### Extracted data entries
START

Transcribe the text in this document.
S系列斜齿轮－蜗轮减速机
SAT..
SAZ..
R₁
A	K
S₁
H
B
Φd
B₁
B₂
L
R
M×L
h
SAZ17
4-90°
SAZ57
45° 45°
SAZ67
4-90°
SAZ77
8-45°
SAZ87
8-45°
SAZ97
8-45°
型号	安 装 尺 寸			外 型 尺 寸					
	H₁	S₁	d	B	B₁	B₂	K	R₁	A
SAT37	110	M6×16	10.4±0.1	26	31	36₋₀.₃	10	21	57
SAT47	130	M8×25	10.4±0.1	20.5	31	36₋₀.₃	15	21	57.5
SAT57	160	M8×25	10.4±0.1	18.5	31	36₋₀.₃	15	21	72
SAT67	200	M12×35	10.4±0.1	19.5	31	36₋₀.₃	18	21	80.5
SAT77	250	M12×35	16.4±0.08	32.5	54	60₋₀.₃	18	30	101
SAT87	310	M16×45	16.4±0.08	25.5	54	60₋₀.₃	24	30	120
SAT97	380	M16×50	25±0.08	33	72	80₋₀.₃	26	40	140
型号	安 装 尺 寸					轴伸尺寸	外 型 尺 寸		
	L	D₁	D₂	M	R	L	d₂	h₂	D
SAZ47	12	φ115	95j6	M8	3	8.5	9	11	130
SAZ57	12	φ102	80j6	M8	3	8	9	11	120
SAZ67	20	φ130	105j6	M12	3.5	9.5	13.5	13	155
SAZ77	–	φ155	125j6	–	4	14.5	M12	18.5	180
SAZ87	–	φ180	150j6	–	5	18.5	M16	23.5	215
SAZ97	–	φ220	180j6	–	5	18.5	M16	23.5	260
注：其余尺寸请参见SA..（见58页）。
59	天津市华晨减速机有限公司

END

### WHAT THE TASK REQUIRES
Quote each line of the listing above exactly.

### FULL OUTPUT
Transcribe the text in this document.
S系列斜齿轮－蜗轮减速机
SAT..
SAZ..
R₁
A	K
S₁
H
B
Φd
B₁
B₂
L
R
M×L
h
SAZ17
4-90°
SAZ57
45° 45°
SAZ67
4-90°
SAZ77
8-45°
SAZ87
8-45°
SAZ97
8-45°
型号	安 装 尺 寸			外 型 尺 寸					
	H₁	S₁	d	B	B₁	B₂	K	R₁	A
SAT37	110	M6×16	10.4±0.1	26	31	36₋₀.₃	10	21	57
SAT47	130	M8×25	10.4±0.1	20.5	31	36₋₀.₃	15	21	57.5
SAT57	160	M8×25	10.4±0.1	18.5	31	36₋₀.₃	15	21	72
SAT67	200	M12×35	10.4±0.1	19.5	31	36₋₀.₃	18	21	80.5
SAT77	250	M12×35	16.4±0.08	32.5	54	60₋₀.₃	18	30	101
SAT87	310	M16×45	16.4±0.08	25.5	54	60₋₀.₃	24	30	120
SAT97	380	M16×50	25±0.08	33	72	80₋₀.₃	26	40	140
型号	安 装 尺 寸					轴伸尺寸	外 型 尺 寸		
	L	D₁	D₂	M	R	L	d₂	h₂	D
SAZ47	12	φ115	95j6	M8	3	8.5	9	11	130
SAZ57	12	φ102	80j6	M8	3	8	9	11	120
SAZ67	20	φ130	105j6	M12	3.5	9.5	13.5	13	155
SAZ77	–	φ155	125j6	–	4	14.5	M12	18.5	180
SAZ87	–	φ180	150j6	–	5	18.5	M16	23.5	215
SAZ97	–	φ220	180j6	–	5	18.5	M16	23.5	260
注：其余尺寸请参见SA..（见58页）。
59	天津市华晨减速机有限公司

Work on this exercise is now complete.